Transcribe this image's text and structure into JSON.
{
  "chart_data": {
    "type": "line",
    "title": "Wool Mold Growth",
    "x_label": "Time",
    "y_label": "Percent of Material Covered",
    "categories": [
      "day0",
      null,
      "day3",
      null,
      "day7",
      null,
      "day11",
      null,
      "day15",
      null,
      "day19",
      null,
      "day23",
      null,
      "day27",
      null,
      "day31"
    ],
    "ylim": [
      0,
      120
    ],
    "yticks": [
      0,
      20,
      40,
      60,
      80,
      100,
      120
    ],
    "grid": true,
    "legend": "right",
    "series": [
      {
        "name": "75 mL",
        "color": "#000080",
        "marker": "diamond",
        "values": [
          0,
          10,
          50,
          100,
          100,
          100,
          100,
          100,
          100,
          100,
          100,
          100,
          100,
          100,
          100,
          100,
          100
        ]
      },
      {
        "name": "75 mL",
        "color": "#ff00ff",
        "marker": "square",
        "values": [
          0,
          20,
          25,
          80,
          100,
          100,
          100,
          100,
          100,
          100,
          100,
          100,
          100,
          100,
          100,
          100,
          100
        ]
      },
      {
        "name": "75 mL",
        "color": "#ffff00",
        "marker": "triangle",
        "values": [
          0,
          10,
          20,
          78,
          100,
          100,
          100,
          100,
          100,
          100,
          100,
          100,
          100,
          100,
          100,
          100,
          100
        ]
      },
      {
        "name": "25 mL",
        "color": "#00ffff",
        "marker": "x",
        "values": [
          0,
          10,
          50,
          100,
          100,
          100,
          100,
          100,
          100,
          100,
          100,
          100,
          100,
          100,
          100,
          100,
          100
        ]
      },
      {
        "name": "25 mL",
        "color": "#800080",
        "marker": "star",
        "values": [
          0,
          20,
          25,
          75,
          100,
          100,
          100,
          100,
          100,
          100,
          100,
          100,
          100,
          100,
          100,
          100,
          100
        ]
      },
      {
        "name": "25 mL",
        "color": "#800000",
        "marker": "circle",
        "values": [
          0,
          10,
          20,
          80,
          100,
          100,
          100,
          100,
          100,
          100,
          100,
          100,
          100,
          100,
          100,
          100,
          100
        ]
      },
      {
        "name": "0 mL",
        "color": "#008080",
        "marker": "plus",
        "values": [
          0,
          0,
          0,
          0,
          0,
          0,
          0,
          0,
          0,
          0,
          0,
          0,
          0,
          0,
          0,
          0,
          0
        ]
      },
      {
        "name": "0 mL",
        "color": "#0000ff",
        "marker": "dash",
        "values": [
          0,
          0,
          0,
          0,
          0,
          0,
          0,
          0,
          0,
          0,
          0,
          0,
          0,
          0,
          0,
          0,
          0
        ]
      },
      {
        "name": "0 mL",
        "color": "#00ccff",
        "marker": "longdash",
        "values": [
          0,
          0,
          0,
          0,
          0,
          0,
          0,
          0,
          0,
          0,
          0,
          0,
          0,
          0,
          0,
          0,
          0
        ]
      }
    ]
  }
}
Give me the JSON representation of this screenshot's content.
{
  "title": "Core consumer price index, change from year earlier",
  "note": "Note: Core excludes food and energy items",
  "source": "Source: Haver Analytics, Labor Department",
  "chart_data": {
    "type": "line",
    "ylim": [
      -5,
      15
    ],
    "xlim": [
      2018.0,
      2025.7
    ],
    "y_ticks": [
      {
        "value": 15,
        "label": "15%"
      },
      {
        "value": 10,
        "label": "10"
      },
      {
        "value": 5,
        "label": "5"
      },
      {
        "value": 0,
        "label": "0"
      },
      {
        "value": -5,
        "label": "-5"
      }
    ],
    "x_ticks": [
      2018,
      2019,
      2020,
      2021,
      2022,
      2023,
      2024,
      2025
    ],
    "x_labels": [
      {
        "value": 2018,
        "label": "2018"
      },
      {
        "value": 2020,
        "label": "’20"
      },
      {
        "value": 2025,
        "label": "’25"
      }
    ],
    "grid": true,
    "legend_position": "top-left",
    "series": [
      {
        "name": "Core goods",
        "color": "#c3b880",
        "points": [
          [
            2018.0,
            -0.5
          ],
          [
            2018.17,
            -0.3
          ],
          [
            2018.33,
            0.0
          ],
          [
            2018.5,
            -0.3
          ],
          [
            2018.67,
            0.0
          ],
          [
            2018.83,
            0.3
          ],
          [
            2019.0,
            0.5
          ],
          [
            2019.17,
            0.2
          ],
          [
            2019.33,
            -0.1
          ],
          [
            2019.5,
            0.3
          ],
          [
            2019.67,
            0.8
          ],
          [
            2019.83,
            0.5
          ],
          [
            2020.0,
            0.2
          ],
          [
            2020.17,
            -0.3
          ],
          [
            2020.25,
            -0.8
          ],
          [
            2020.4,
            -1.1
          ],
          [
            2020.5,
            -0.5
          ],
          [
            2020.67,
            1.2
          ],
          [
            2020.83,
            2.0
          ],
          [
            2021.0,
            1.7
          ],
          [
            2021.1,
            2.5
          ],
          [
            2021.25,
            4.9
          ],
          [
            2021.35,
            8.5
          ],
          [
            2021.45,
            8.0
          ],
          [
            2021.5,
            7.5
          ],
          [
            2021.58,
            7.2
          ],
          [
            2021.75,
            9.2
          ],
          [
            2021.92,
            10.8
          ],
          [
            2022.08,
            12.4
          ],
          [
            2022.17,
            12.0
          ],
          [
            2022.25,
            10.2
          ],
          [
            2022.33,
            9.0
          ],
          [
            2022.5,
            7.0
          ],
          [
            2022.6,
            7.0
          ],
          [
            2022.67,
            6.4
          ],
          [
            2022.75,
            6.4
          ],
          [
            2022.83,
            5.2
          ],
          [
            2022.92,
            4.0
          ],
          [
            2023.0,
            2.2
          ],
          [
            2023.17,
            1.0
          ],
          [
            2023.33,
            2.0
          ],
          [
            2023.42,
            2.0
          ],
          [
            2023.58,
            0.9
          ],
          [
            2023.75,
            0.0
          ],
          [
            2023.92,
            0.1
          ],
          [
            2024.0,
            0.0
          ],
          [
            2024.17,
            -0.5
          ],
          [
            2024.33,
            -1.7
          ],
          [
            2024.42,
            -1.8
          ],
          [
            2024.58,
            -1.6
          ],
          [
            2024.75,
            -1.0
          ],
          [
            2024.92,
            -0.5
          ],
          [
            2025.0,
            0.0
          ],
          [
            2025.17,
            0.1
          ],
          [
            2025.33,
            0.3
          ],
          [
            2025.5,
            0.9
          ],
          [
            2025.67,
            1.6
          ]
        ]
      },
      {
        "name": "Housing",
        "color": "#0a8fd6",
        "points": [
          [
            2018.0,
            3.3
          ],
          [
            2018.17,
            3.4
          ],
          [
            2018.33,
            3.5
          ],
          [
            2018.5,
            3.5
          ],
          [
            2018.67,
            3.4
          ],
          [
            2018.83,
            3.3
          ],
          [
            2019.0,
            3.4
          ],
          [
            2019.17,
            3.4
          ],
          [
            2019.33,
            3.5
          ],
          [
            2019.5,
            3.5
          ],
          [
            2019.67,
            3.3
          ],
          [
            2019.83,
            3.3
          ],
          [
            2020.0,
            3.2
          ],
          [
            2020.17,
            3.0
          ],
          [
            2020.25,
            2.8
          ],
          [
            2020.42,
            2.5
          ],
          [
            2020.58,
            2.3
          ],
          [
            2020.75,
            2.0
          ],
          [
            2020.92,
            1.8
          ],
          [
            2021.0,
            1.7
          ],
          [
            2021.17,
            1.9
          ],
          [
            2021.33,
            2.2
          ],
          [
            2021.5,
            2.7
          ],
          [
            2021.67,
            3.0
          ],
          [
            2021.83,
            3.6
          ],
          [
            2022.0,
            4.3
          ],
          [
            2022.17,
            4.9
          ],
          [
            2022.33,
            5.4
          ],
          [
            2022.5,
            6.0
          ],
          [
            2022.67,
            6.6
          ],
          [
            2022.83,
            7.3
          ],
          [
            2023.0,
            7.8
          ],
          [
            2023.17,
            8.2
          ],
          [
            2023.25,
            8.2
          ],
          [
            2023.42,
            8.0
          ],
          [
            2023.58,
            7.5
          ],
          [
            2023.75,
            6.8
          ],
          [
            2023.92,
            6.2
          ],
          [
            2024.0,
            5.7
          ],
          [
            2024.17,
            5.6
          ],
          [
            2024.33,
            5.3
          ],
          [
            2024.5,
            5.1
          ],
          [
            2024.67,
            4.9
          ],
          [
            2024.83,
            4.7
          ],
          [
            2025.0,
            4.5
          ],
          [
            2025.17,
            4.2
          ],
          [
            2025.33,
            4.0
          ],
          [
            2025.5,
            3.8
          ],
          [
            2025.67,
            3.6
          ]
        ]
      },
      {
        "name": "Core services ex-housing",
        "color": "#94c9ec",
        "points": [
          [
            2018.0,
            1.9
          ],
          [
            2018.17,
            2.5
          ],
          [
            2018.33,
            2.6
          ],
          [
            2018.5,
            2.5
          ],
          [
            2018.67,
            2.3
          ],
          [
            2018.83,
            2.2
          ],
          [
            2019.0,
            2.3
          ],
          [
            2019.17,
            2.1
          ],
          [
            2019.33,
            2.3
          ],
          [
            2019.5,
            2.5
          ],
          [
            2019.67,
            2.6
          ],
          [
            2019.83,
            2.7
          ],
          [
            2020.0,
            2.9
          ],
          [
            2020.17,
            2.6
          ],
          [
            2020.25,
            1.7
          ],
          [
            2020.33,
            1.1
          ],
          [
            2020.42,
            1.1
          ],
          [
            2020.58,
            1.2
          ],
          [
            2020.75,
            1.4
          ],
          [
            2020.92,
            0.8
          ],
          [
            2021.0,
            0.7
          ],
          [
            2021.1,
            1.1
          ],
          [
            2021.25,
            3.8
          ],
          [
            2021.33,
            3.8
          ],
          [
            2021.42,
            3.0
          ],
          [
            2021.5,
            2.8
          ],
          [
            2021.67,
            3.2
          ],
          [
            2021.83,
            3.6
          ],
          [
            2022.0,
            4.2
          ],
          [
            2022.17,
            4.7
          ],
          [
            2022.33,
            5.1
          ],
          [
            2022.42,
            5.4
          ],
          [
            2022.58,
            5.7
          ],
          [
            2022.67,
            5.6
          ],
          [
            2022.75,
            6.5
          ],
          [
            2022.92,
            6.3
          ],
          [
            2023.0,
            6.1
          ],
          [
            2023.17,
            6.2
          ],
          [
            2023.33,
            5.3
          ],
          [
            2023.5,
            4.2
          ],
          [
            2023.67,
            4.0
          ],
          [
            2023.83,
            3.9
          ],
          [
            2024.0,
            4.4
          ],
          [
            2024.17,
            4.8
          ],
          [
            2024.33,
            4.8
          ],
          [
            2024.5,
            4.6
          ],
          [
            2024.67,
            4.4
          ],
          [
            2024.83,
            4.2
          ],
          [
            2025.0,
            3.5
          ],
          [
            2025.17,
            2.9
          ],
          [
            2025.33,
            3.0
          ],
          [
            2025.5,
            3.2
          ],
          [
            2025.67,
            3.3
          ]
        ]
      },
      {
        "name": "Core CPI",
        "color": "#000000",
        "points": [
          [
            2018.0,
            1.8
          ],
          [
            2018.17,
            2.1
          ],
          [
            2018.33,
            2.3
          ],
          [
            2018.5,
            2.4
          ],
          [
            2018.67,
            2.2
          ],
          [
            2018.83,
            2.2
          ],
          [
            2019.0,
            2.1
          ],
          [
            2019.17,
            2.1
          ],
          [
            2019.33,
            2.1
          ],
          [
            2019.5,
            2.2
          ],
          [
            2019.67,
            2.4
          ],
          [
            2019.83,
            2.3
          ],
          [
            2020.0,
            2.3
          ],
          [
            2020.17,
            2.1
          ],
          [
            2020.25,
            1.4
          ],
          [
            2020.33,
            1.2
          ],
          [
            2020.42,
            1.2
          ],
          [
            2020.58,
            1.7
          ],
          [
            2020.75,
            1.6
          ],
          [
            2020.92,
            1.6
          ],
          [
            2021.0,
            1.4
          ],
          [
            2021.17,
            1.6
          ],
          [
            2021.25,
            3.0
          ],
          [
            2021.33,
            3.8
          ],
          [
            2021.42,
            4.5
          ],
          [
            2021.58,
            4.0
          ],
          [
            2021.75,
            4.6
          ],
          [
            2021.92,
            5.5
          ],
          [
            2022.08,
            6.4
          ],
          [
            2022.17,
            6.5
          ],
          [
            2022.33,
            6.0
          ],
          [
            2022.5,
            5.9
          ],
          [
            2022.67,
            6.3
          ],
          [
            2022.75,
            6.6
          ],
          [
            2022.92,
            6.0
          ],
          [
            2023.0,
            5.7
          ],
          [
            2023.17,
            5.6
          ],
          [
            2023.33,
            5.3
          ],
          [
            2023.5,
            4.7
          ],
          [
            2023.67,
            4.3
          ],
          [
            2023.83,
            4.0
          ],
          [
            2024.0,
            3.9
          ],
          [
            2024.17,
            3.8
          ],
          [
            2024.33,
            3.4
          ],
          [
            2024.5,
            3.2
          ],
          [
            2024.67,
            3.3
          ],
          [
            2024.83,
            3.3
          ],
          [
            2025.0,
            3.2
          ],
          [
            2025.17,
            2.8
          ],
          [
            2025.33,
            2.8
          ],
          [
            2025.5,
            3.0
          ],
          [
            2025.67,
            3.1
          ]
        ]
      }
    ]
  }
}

- **OBJECTIVE**
Copy all lines from the listing that contain "Core".

- **RESULT OF THIS EXERCISE**
  "title": "Core consumer price index, change from year earlier",
  "note": "Note: Core excludes food and energy items",
        "name": "Core goods",
        "name": "Core services ex-housing",
        "name": "Core CPI",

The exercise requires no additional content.